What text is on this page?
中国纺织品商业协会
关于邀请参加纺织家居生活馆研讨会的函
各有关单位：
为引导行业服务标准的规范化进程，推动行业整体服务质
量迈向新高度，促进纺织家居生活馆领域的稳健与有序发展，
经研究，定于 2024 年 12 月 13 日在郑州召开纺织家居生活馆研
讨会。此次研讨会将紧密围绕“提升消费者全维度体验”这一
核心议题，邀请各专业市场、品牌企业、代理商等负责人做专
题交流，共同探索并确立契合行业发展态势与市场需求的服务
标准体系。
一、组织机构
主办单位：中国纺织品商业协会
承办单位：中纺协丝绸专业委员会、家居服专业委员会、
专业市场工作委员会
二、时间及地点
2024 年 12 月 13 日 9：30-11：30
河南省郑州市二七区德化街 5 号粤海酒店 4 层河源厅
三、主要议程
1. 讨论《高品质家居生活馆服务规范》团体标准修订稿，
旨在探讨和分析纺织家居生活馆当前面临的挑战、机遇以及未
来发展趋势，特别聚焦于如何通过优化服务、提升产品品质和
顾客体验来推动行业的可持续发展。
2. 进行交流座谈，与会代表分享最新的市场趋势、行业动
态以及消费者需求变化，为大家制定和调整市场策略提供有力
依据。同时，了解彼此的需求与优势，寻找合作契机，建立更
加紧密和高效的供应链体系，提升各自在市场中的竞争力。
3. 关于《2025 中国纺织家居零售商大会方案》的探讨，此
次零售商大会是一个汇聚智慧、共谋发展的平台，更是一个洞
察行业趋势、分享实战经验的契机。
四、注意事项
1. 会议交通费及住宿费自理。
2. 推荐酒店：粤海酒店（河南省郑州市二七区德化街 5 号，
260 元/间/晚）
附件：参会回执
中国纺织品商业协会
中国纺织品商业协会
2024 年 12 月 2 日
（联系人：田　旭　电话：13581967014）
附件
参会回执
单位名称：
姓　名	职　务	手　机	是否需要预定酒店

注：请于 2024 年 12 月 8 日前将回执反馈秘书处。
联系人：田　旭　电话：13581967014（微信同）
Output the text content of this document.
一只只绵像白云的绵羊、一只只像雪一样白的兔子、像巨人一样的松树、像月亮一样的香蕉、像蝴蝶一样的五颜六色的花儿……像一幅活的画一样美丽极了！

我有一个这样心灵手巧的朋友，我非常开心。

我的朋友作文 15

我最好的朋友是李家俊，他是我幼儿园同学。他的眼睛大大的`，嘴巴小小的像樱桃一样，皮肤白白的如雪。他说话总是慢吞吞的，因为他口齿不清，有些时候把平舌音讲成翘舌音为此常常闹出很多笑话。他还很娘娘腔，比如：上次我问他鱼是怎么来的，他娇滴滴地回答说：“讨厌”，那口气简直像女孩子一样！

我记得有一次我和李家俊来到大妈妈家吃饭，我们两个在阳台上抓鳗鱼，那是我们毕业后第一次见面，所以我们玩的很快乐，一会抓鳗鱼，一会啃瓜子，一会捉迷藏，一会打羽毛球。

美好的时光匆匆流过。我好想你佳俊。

============

> Task details:
Show the lines of the records that include the string "this".

> Correct output:
What text is on this page?
Output the text content of this document.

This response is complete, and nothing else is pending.